# Problem to solve
Search the records for the word "ylabel" and report each line that has it.
◇ ◇ ◇
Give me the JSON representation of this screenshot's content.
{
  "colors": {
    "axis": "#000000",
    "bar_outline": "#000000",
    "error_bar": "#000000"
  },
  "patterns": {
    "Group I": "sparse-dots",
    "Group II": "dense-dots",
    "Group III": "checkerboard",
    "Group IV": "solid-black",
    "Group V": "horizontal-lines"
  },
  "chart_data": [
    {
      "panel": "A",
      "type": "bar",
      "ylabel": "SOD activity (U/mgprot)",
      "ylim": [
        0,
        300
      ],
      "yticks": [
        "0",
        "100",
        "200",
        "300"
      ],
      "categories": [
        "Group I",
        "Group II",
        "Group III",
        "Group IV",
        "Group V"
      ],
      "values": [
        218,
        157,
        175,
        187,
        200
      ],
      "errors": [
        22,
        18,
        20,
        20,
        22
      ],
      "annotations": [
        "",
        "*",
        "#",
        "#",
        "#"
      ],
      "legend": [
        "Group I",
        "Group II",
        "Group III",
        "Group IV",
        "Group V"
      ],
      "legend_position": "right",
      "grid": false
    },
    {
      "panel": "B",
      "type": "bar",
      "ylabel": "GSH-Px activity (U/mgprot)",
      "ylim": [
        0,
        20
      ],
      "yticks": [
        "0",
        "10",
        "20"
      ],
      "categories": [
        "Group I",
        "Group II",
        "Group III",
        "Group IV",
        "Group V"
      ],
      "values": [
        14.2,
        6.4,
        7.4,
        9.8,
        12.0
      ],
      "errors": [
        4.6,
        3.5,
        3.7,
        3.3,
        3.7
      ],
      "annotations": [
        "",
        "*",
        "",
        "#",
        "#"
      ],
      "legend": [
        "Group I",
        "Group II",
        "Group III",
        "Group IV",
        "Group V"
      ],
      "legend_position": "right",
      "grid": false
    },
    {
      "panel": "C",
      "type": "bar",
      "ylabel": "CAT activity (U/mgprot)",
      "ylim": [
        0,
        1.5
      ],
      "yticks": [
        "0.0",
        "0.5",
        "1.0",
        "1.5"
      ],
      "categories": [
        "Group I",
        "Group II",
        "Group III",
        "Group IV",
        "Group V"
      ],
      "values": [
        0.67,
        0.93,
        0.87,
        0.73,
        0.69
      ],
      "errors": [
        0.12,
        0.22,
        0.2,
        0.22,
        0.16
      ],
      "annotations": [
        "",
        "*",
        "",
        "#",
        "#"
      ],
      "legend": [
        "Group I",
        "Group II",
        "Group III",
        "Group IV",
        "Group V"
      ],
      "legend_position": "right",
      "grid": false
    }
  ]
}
◇ ◇ ◇
# Result of this task
      "ylabel": "SOD activity (U/mgprot)",
      "ylabel": "GSH-Px activity (U/mgprot)",
      "ylabel": "CAT activity (U/mgprot)",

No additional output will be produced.